= Request =
Extract each line of the records below that contains the word "JSON".

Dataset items

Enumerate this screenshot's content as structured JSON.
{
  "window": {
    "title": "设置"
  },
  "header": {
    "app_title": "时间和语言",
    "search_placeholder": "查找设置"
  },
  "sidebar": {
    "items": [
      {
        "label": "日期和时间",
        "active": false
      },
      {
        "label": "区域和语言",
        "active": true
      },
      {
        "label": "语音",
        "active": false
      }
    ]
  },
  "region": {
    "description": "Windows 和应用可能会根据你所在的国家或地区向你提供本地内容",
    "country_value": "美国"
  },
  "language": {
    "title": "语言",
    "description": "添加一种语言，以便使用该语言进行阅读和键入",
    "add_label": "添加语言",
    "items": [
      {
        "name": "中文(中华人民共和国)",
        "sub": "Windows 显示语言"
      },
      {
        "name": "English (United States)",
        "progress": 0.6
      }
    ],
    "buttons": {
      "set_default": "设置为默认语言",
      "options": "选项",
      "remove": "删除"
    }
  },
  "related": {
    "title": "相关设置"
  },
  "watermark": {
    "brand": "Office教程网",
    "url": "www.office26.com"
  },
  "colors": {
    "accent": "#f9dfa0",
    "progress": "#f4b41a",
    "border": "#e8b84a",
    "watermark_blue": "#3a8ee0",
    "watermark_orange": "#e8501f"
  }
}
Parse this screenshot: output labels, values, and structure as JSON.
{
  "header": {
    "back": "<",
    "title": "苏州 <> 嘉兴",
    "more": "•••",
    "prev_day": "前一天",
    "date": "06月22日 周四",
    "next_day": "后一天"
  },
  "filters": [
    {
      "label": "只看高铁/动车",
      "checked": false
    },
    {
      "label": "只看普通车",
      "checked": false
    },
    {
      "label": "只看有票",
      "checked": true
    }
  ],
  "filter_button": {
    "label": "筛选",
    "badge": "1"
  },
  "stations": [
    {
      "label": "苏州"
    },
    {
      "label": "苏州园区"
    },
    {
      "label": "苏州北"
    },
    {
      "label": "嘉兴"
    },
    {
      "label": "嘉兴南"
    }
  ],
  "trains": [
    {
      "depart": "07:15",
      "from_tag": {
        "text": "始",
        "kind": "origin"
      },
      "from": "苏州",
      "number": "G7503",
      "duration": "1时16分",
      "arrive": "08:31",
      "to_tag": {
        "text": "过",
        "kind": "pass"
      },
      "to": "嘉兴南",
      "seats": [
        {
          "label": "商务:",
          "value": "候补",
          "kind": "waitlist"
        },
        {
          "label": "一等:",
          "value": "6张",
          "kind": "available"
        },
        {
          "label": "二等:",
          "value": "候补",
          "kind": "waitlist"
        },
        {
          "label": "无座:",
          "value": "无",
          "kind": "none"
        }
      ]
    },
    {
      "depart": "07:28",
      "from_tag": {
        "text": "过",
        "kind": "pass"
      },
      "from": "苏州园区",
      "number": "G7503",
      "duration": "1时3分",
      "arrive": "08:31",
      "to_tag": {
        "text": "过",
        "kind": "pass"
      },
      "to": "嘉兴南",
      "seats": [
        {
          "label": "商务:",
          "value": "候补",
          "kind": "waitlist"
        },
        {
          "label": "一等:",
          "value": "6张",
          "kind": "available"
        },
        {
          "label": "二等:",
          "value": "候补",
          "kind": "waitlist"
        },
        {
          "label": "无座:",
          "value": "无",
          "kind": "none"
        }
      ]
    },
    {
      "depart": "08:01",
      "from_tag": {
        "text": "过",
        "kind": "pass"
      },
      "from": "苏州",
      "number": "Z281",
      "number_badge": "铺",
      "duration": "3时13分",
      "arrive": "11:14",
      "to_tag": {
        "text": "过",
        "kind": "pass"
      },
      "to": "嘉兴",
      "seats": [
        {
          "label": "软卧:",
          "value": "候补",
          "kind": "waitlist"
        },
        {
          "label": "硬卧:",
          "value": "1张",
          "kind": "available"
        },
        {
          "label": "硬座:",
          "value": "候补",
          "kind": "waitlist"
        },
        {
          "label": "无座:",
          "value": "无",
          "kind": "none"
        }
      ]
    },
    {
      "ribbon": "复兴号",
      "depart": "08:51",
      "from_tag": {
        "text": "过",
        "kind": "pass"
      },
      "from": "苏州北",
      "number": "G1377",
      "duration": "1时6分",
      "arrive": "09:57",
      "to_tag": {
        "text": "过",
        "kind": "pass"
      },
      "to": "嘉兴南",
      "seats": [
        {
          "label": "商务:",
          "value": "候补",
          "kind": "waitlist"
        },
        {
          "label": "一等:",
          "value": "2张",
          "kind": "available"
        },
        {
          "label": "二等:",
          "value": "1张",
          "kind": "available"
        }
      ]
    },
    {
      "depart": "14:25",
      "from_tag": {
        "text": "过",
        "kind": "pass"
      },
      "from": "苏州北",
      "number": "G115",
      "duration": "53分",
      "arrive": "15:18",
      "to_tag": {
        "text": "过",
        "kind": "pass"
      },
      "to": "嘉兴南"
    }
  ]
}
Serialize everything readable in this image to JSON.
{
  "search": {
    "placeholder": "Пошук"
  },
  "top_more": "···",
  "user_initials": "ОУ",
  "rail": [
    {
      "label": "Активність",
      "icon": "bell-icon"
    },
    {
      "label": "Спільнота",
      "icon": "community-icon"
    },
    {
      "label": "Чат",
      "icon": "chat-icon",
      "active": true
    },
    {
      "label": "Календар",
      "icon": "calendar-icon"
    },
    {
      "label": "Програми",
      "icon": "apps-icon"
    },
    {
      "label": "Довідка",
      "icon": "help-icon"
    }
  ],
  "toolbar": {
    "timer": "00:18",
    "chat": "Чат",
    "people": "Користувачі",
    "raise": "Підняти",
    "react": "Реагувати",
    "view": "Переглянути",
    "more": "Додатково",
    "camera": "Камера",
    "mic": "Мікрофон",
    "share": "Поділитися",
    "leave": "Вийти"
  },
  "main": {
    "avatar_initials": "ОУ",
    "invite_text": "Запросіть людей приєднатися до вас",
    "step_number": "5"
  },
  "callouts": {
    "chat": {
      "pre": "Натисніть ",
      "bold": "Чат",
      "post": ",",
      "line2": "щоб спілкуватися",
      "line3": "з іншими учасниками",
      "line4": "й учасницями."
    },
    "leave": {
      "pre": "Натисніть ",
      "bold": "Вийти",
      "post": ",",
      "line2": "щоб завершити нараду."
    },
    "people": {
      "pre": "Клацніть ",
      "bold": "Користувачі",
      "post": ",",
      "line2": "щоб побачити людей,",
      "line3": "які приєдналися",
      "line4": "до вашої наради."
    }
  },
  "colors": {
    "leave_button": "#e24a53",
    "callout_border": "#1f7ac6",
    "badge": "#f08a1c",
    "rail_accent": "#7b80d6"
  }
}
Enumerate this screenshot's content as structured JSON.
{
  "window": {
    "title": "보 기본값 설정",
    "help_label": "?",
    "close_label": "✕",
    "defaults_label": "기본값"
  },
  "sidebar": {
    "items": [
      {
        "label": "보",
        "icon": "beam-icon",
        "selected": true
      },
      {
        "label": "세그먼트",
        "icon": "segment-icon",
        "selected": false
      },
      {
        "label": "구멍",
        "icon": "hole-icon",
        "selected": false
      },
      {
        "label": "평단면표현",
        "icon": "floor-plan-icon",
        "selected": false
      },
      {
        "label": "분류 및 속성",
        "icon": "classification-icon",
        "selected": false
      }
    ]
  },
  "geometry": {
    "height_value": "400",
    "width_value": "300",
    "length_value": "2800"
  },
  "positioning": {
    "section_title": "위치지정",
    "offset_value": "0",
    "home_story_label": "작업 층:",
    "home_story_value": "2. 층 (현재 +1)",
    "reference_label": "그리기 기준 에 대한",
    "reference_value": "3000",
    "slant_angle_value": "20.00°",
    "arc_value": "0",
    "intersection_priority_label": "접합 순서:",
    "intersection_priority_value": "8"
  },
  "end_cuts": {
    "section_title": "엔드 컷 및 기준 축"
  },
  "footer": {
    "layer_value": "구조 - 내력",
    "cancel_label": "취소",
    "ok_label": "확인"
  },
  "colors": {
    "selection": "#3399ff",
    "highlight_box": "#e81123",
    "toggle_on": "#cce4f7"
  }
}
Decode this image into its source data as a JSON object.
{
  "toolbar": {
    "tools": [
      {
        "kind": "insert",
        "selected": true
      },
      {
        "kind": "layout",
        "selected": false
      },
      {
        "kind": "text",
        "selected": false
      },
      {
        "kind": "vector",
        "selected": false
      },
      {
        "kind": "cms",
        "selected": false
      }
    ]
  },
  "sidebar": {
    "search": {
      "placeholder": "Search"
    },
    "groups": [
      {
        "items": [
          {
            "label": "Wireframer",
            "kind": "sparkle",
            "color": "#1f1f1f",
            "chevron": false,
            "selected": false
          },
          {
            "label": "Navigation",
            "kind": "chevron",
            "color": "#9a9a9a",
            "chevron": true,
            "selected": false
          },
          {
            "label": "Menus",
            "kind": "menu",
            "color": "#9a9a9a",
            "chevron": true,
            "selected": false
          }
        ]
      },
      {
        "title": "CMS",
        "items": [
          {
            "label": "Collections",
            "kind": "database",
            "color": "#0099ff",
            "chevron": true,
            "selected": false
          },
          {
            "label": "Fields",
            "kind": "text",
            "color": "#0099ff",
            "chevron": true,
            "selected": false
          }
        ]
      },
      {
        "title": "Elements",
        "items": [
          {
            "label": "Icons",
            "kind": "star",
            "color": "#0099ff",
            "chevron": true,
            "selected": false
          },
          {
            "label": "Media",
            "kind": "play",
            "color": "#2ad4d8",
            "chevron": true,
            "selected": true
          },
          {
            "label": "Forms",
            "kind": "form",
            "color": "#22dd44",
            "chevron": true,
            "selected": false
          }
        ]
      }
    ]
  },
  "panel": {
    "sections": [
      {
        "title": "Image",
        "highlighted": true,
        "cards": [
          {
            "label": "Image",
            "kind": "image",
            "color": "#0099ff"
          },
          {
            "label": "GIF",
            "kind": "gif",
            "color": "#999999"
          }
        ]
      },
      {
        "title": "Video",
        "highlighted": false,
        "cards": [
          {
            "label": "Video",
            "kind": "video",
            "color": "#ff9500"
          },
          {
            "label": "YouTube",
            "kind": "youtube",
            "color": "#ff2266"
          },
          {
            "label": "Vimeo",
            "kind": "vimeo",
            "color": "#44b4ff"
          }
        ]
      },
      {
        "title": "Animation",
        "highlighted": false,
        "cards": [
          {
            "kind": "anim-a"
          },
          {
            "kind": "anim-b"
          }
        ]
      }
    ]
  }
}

= Correct answer =
Enumerate this screenshot's content as structured JSON.
Parse this screenshot: output labels, values, and structure as JSON.
Serialize everything readable in this image to JSON.
Enumerate this screenshot's content as structured JSON.
Decode this image into its source data as a JSON object.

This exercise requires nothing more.